WHAT TO DO: Without including any pictures, write out the listing below exactly.

Data records
---*---
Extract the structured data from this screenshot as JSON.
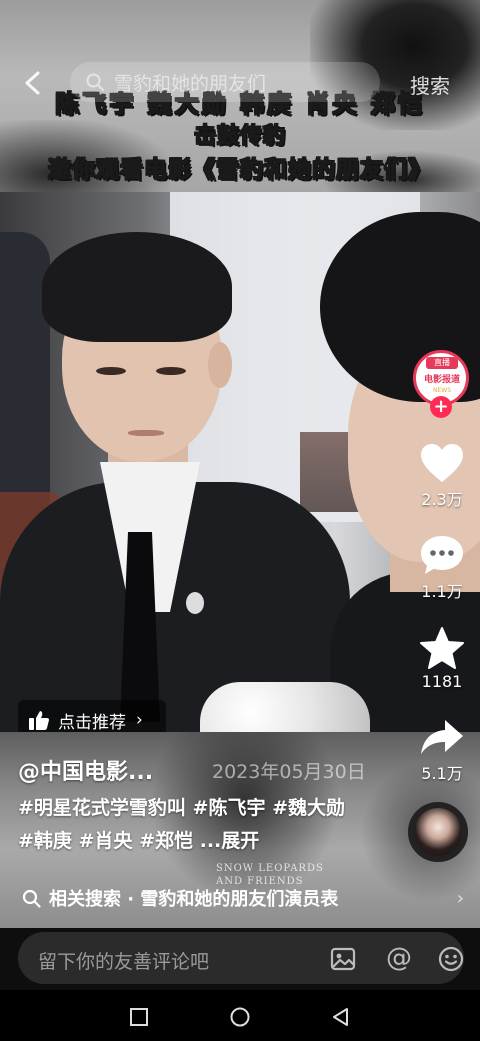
{
  "search": {
    "query": "雪豹和她的朋友们",
    "button": "搜索"
  },
  "banner": {
    "line1": "陈飞宇  魏大勋  韩庚  肖央  郑恺",
    "line2": "击鼓传豹",
    "line3": "邀你观看电影《雪豹和她的朋友们》"
  },
  "recommend": {
    "label": "点击推荐",
    "arrow": "›"
  },
  "post": {
    "author": "@中国电影...",
    "date": "2023年05月30日",
    "hashtags": "#明星花式学雪豹叫 #陈飞宇 #魏大勋 #韩庚 #肖央 #郑恺",
    "expand": "...展开",
    "logo_en_line1": "SNOW LEOPARDS",
    "logo_en_line2": "AND FRIENDS"
  },
  "related": {
    "text": "相关搜索 · 雪豹和她的朋友们演员表",
    "chevron": "›"
  },
  "creator": {
    "tag": "直播",
    "logo": "电影报道",
    "sub": "NEWS",
    "follow": "+"
  },
  "actions": {
    "like": {
      "icon": "heart-icon",
      "count": "2.3万"
    },
    "comment": {
      "icon": "comment-icon",
      "count": "1.1万"
    },
    "favorite": {
      "icon": "star-icon",
      "count": "1181"
    },
    "share": {
      "icon": "share-icon",
      "count": "5.1万"
    }
  },
  "comment_bar": {
    "placeholder": "留下你的友善评论吧",
    "at": "@"
  },
  "colors": {
    "accent": "#fe2c55",
    "banner_text": "#f6d23a"
  }
}
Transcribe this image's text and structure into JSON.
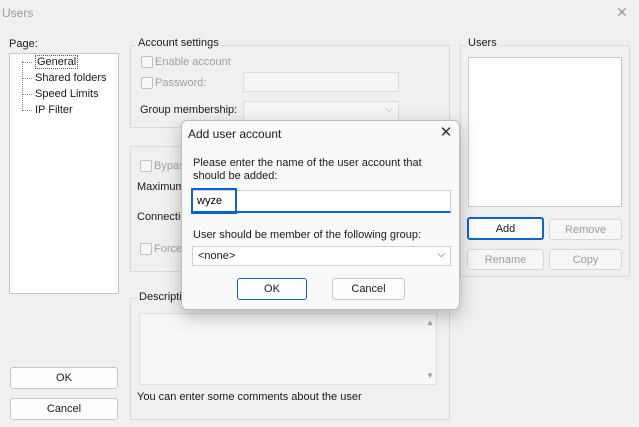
{
  "window": {
    "title": "Users",
    "close_glyph": "✕"
  },
  "page_panel": {
    "label": "Page:",
    "items": [
      "General",
      "Shared folders",
      "Speed Limits",
      "IP Filter"
    ],
    "selected": "General"
  },
  "account_settings": {
    "label": "Account settings",
    "enable_account": "Enable account",
    "password": "Password:",
    "group_membership": "Group membership:"
  },
  "middle_partial": {
    "bypass": "Bypas",
    "maximum": "Maximum",
    "connection": "Connectio",
    "force": "Force"
  },
  "description": {
    "label": "Descriptio",
    "hint": "You can enter some comments about the user"
  },
  "users_panel": {
    "label": "Users",
    "add": "Add",
    "remove": "Remove",
    "rename": "Rename",
    "copy": "Copy"
  },
  "main_buttons": {
    "ok": "OK",
    "cancel": "Cancel"
  },
  "dialog": {
    "title": "Add user account",
    "close_glyph": "✕",
    "prompt": "Please enter the name of the user account that should be added:",
    "username_value": "wyze",
    "group_label": "User should be member of the following group:",
    "group_selected": "<none>",
    "ok": "OK",
    "cancel": "Cancel"
  },
  "colors": {
    "accent": "#0a64d4",
    "background": "#f0f0f0"
  }
}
---*---
RESPONSE TO THIS TASK:
Extract the structured data from this screenshot as JSON.
{
  "search": {
    "query": "雪豹和她的朋友们",
    "button": "搜索"
  },
  "banner": {
    "line1": "陈飞宇  魏大勋  韩庚  肖央  郑恺",
    "line2": "击鼓传豹",
    "line3": "邀你观看电影《雪豹和她的朋友们》"
  },
  "recommend": {
    "label": "点击推荐",
    "arrow": "›"
  },
  "post": {
    "author": "@中国电影...",
    "date": "2023年05月30日",
    "hashtags": "#明星花式学雪豹叫 #陈飞宇 #魏大勋 #韩庚 #肖央 #郑恺",
    "expand": "...展开",
    "logo_en_line1": "SNOW LEOPARDS",
    "logo_en_line2": "AND FRIENDS"
  },
  "related": {
    "text": "相关搜索 · 雪豹和她的朋友们演员表",
    "chevron": "›"
  },
  "creator": {
    "tag": "直播",
    "logo": "电影报道",
    "sub": "NEWS",
    "follow": "+"
  },
  "actions": {
    "like": {
      "icon": "heart-icon",
      "count": "2.3万"
    },
    "comment": {
      "icon": "comment-icon",
      "count": "1.1万"
    },
    "favorite": {
      "icon": "star-icon",
      "count": "1181"
    },
    "share": {
      "icon": "share-icon",
      "count": "5.1万"
    }
  },
  "comment_bar": {
    "placeholder": "留下你的友善评论吧",
    "at": "@"
  },
  "colors": {
    "accent": "#fe2c55",
    "banner_text": "#f6d23a"
  }
}
Transcribe this image's text and structure into JSON.
{
  "window": {
    "title": "Users",
    "close_glyph": "✕"
  },
  "page_panel": {
    "label": "Page:",
    "items": [
      "General",
      "Shared folders",
      "Speed Limits",
      "IP Filter"
    ],
    "selected": "General"
  },
  "account_settings": {
    "label": "Account settings",
    "enable_account": "Enable account",
    "password": "Password:",
    "group_membership": "Group membership:"
  },
  "middle_partial": {
    "bypass": "Bypas",
    "maximum": "Maximum",
    "connection": "Connectio",
    "force": "Force"
  },
  "description": {
    "label": "Descriptio",
    "hint": "You can enter some comments about the user"
  },
  "users_panel": {
    "label": "Users",
    "add": "Add",
    "remove": "Remove",
    "rename": "Rename",
    "copy": "Copy"
  },
  "main_buttons": {
    "ok": "OK",
    "cancel": "Cancel"
  },
  "dialog": {
    "title": "Add user account",
    "close_glyph": "✕",
    "prompt": "Please enter the name of the user account that should be added:",
    "username_value": "wyze",
    "group_label": "User should be member of the following group:",
    "group_selected": "<none>",
    "ok": "OK",
    "cancel": "Cancel"
  },
  "colors": {
    "accent": "#0a64d4",
    "background": "#f0f0f0"
  }
}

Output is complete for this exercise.